=== Assignment ===
In which lines of the data does the string "your" appear? Copy every one.

=== Records for the exercise ===
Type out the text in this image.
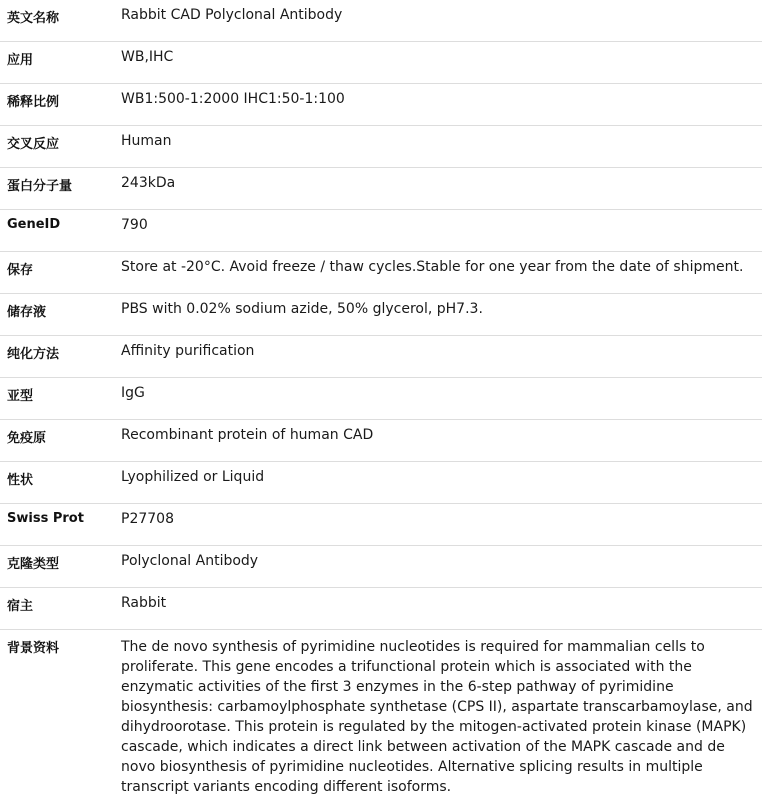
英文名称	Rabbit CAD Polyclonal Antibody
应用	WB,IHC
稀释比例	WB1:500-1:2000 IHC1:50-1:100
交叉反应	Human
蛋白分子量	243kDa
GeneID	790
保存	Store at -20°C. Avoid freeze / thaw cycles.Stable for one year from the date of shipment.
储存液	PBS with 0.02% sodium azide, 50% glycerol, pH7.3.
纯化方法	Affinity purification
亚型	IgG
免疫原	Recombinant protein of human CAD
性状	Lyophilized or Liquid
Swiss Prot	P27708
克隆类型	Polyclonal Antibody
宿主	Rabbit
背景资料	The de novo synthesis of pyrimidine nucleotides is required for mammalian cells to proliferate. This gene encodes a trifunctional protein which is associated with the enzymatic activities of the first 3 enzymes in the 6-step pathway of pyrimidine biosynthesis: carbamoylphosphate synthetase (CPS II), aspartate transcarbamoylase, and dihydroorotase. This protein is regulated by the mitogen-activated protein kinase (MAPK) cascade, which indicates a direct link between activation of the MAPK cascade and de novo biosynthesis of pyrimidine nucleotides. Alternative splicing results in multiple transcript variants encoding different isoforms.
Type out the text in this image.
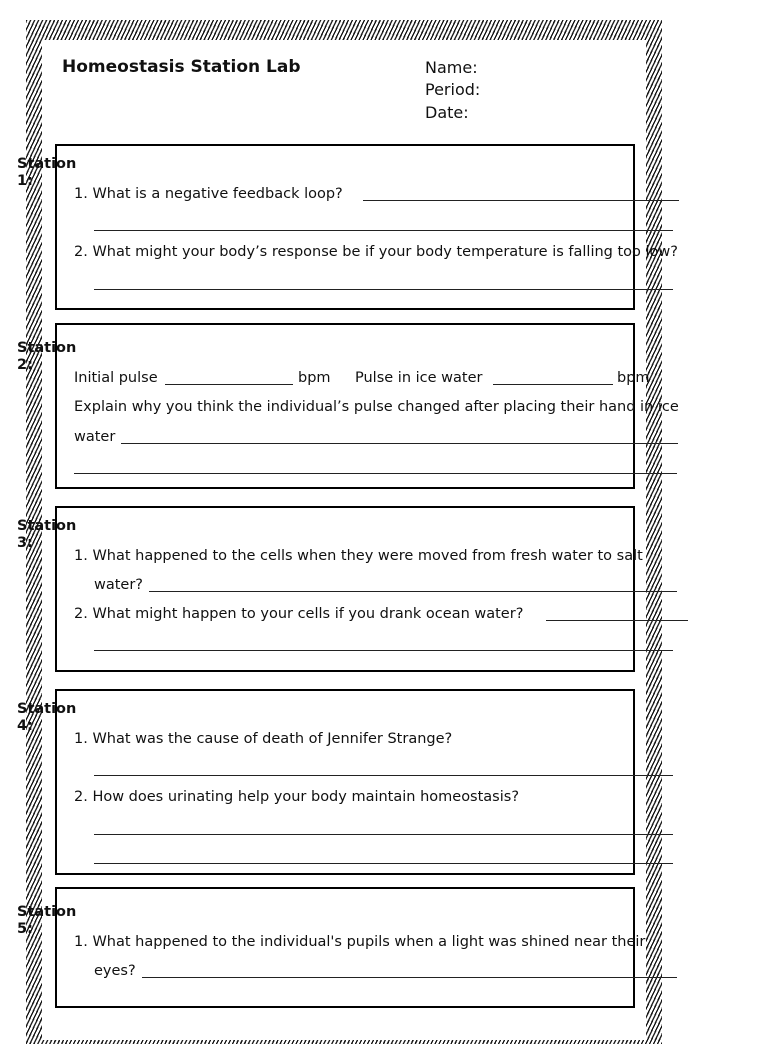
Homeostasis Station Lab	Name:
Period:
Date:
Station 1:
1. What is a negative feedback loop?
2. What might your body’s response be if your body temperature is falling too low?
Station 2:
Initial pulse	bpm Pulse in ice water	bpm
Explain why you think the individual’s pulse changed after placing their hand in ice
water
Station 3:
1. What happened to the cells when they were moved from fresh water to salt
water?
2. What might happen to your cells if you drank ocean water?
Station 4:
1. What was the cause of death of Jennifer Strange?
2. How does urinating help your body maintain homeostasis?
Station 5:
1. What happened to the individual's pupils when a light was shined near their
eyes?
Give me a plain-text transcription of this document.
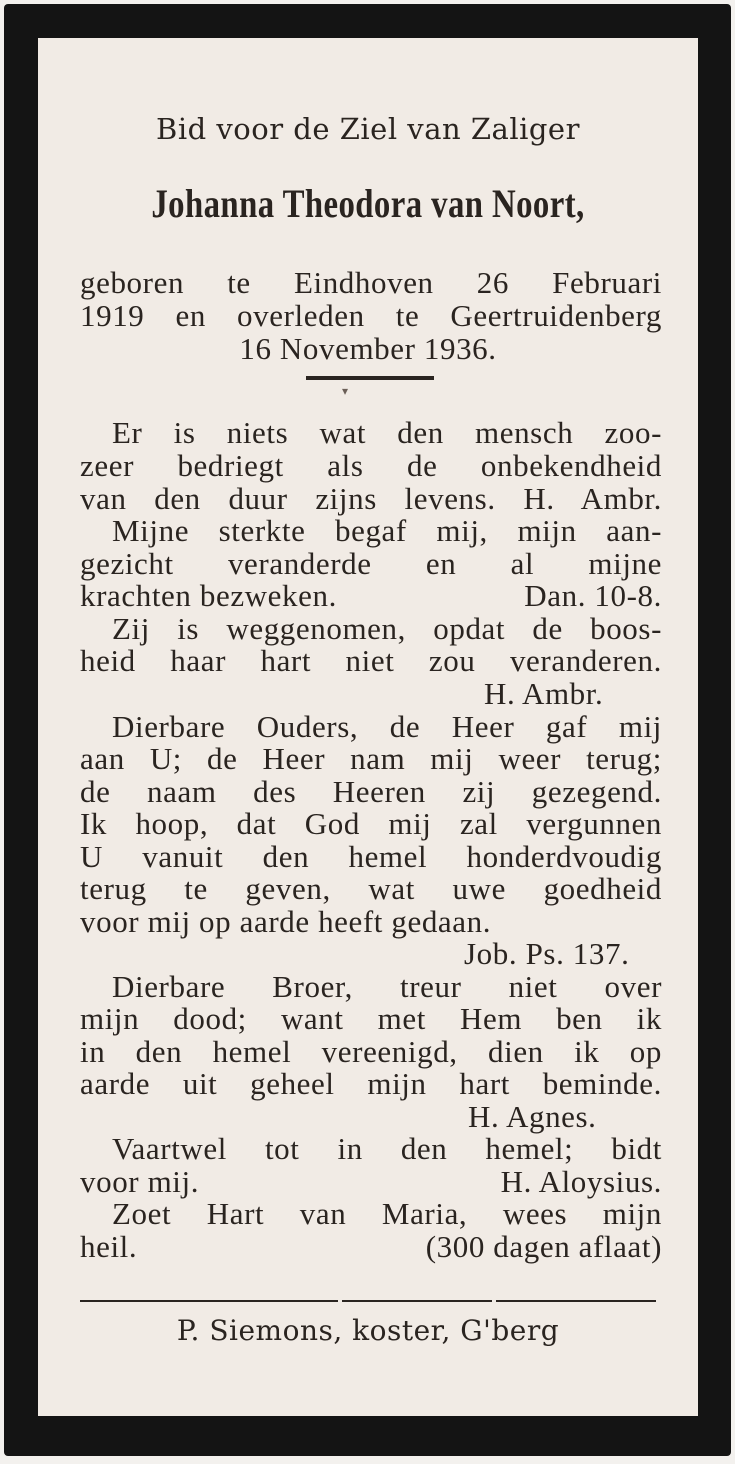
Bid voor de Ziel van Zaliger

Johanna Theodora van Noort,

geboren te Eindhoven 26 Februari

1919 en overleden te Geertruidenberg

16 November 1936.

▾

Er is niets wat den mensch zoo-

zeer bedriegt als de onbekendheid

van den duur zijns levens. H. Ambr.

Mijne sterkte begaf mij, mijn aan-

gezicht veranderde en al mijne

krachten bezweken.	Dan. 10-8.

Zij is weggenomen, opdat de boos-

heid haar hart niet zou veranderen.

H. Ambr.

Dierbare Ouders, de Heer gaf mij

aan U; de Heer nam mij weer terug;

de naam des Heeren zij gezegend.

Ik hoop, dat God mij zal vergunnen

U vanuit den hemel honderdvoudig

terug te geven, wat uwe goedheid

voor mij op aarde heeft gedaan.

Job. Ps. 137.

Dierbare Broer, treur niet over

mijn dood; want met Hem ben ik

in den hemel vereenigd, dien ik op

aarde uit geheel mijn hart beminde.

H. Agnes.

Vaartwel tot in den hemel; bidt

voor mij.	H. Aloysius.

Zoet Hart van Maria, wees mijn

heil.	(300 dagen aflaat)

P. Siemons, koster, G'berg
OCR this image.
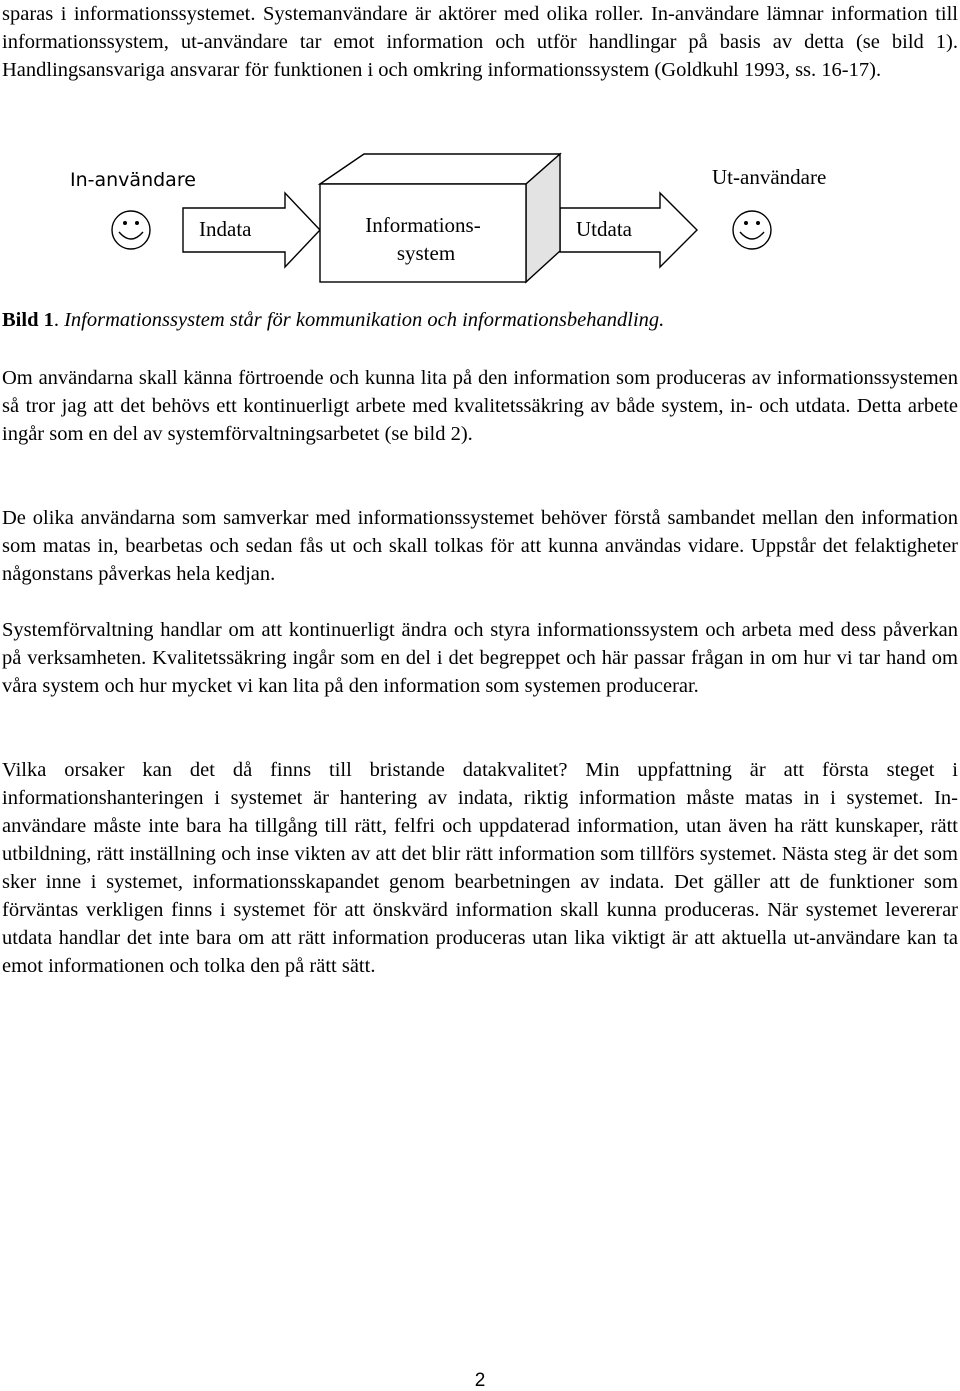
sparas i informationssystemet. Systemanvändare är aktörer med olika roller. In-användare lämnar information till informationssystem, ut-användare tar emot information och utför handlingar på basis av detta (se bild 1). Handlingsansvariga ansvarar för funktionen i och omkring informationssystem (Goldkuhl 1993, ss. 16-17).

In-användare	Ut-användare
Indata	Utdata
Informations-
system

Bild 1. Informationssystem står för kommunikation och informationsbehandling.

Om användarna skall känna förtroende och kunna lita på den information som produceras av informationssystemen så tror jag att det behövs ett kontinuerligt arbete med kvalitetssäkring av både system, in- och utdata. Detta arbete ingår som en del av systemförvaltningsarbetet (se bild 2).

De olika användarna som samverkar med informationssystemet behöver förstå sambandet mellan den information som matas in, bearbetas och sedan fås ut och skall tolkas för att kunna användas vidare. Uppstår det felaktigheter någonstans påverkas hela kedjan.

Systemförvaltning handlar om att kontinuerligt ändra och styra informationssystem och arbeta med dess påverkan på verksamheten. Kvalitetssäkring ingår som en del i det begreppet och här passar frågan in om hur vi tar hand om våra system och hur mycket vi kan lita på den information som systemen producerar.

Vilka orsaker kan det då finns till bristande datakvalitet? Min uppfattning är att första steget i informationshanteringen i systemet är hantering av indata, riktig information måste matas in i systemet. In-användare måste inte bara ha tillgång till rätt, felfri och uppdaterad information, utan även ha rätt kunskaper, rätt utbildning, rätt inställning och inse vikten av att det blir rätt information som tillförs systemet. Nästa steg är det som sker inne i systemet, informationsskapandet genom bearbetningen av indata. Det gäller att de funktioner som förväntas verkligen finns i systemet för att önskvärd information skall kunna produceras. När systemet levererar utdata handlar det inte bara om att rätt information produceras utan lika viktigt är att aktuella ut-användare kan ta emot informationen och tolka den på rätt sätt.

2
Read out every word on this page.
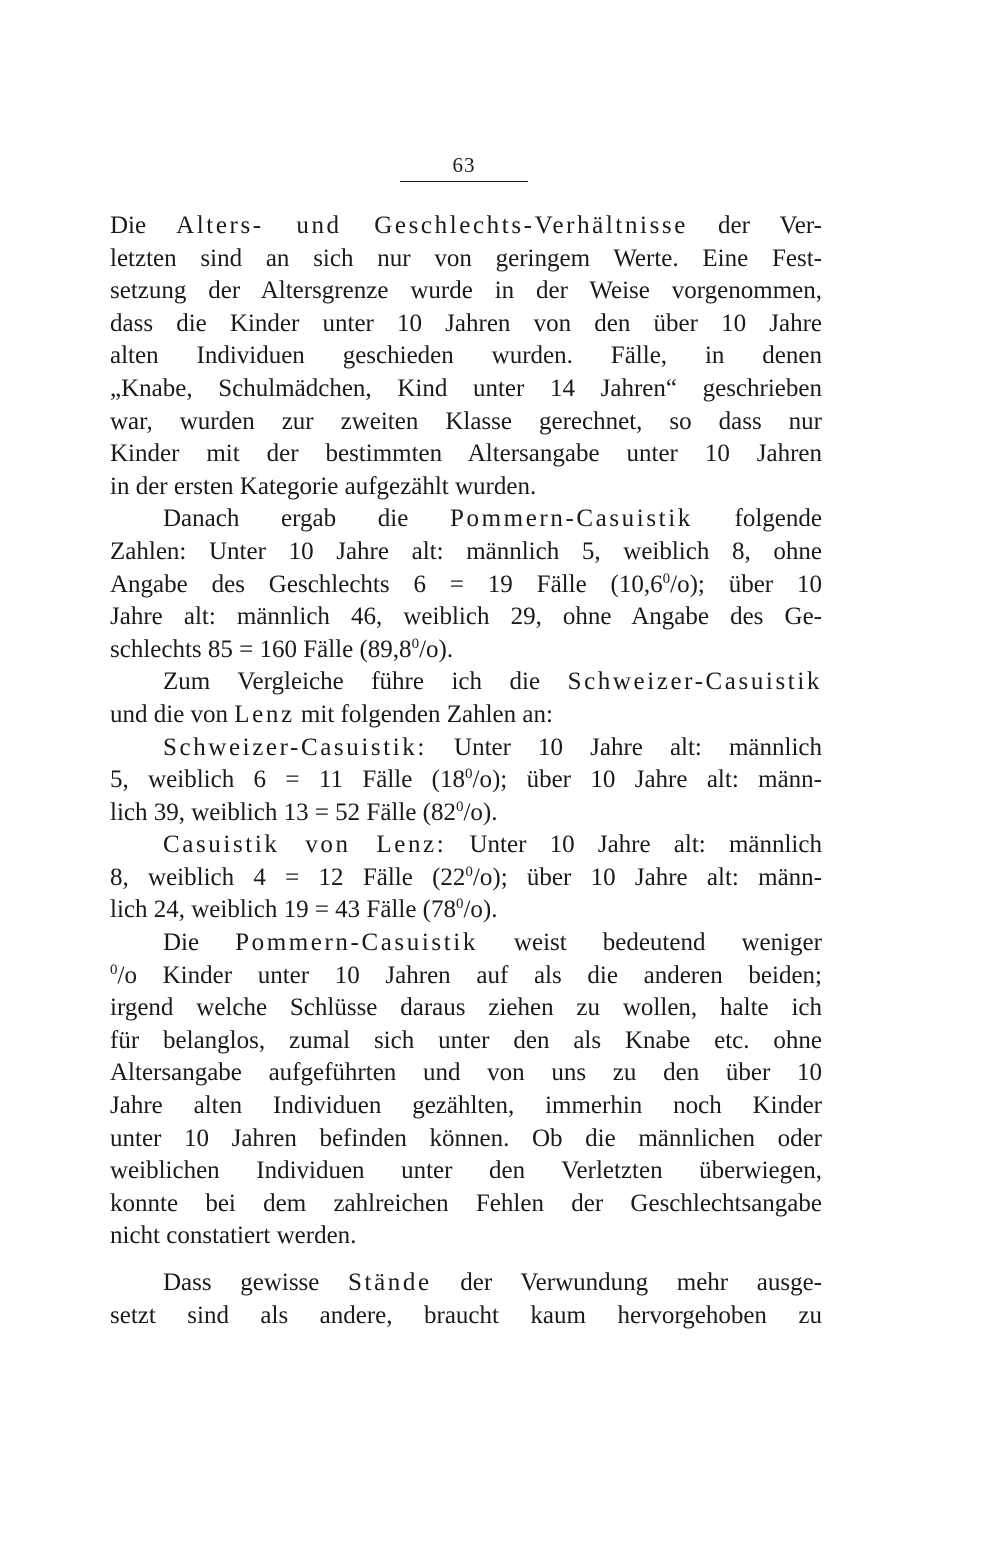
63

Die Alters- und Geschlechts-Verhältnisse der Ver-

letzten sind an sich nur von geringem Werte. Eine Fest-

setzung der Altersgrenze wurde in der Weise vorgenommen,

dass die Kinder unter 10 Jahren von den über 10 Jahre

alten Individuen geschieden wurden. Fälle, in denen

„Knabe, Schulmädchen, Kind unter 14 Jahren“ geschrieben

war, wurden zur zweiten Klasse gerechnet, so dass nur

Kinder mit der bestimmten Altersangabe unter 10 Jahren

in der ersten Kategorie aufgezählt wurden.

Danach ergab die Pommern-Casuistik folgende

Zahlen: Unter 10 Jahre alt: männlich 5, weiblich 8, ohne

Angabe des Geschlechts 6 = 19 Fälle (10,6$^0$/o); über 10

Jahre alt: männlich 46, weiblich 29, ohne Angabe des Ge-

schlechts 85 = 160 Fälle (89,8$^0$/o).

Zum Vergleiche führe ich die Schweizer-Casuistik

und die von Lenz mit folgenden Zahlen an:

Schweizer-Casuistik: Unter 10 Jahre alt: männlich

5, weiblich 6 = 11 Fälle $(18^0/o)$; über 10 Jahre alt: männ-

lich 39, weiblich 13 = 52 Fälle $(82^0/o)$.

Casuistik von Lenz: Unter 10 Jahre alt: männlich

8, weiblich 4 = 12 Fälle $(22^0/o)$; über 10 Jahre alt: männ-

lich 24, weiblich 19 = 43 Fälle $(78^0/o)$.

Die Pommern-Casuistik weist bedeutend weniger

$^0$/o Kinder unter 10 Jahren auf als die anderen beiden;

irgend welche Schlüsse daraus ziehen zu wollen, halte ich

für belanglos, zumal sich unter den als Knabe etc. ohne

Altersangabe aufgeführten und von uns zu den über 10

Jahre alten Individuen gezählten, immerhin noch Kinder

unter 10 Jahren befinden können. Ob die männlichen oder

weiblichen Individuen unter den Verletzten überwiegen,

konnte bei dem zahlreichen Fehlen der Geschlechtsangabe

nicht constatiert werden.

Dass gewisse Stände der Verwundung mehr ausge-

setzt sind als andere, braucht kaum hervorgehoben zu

=== Task result ===
2. What might your body’s response be if your body temperature is falling too low?
2. What might happen to your cells if you drank ocean water?
2. How does urinating help your body maintain homeostasis?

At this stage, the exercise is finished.